# DATASET start

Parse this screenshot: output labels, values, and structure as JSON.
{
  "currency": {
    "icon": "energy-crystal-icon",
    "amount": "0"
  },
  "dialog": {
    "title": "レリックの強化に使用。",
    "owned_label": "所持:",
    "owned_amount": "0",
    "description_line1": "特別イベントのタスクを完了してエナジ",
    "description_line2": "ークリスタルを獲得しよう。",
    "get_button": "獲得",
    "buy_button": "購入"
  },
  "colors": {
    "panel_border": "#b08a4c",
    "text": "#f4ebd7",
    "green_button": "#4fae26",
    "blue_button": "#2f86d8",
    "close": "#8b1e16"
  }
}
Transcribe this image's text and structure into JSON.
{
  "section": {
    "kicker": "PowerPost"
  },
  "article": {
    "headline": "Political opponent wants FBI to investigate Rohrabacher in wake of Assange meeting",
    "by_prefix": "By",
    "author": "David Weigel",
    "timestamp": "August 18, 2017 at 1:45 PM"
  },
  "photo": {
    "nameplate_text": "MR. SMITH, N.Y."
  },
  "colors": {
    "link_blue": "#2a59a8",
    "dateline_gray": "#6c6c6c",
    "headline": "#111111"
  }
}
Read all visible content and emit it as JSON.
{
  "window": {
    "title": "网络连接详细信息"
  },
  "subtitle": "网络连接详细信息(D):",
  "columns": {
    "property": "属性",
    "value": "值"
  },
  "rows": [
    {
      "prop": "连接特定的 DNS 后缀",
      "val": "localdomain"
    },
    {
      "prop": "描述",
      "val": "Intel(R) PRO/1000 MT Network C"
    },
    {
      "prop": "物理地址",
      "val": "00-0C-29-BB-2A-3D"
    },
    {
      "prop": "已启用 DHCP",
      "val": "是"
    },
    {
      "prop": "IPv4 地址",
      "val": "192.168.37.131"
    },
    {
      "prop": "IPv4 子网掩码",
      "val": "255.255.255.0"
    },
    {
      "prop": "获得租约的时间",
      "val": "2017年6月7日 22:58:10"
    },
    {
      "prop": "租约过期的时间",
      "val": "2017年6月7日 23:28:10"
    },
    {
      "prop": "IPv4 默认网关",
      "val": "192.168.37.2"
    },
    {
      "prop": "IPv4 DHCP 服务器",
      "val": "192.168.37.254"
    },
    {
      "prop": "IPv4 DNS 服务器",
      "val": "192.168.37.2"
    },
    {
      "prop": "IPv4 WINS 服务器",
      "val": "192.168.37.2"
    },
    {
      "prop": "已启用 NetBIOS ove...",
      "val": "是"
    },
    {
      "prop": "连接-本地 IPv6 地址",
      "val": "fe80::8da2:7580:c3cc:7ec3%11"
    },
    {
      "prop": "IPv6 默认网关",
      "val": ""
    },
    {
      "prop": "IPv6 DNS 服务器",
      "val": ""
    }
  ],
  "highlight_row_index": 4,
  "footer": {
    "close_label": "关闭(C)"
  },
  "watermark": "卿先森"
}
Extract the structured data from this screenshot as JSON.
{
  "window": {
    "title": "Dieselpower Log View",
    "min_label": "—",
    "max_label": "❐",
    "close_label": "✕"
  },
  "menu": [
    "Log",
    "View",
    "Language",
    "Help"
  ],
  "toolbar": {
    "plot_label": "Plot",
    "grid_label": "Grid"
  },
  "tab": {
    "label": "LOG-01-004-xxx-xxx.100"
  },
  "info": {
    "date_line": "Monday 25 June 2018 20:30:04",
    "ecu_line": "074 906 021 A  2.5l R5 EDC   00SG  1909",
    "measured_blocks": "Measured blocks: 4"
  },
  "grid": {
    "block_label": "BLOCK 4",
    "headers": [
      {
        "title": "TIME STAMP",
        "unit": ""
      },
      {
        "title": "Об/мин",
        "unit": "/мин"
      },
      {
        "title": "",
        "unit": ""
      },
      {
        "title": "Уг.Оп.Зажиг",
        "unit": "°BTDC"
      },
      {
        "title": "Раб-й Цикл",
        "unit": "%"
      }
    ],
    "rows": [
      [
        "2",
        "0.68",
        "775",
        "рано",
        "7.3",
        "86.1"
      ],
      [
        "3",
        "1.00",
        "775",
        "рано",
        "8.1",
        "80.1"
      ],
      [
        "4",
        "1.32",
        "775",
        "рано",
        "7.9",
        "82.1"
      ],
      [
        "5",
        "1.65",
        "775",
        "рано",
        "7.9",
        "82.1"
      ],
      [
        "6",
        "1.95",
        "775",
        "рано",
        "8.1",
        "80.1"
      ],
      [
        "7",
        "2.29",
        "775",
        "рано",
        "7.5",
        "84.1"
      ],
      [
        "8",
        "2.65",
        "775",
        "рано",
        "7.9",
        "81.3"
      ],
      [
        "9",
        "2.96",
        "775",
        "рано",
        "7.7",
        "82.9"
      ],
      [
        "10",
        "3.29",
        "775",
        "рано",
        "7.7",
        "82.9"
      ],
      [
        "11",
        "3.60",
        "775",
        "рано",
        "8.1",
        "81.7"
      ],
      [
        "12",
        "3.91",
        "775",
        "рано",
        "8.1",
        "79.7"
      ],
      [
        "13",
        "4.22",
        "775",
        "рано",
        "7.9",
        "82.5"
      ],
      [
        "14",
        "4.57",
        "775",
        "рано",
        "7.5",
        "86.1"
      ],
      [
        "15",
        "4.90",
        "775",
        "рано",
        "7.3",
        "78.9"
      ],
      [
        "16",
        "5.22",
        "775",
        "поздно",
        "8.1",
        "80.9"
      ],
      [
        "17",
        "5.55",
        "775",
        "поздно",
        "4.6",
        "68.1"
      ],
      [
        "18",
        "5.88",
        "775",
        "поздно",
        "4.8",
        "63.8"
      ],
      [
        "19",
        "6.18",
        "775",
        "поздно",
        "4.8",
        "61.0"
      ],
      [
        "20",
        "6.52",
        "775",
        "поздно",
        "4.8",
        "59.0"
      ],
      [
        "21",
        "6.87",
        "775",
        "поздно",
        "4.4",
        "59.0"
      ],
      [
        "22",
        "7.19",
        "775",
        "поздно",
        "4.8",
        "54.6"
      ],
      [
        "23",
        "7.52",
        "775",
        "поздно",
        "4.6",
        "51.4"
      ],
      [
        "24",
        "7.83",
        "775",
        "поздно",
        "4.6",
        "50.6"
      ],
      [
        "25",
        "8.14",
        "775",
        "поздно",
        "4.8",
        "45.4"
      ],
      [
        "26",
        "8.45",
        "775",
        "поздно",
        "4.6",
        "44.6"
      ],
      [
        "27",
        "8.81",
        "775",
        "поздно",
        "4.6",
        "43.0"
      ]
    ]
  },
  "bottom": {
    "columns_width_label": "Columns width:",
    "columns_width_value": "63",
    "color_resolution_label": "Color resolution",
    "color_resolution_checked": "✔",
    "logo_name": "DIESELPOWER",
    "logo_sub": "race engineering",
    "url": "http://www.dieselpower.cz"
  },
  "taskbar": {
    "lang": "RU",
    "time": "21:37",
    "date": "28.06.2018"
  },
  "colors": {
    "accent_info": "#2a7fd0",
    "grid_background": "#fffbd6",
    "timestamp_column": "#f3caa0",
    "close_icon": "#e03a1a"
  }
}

# DATASET end

WORK INSTRUCTIONS:
In the entries above, find each line with the word "网络连接详细信息" and show it.

TASK OUTPUT:
    "title": "网络连接详细信息"
  "subtitle": "网络连接详细信息(D):",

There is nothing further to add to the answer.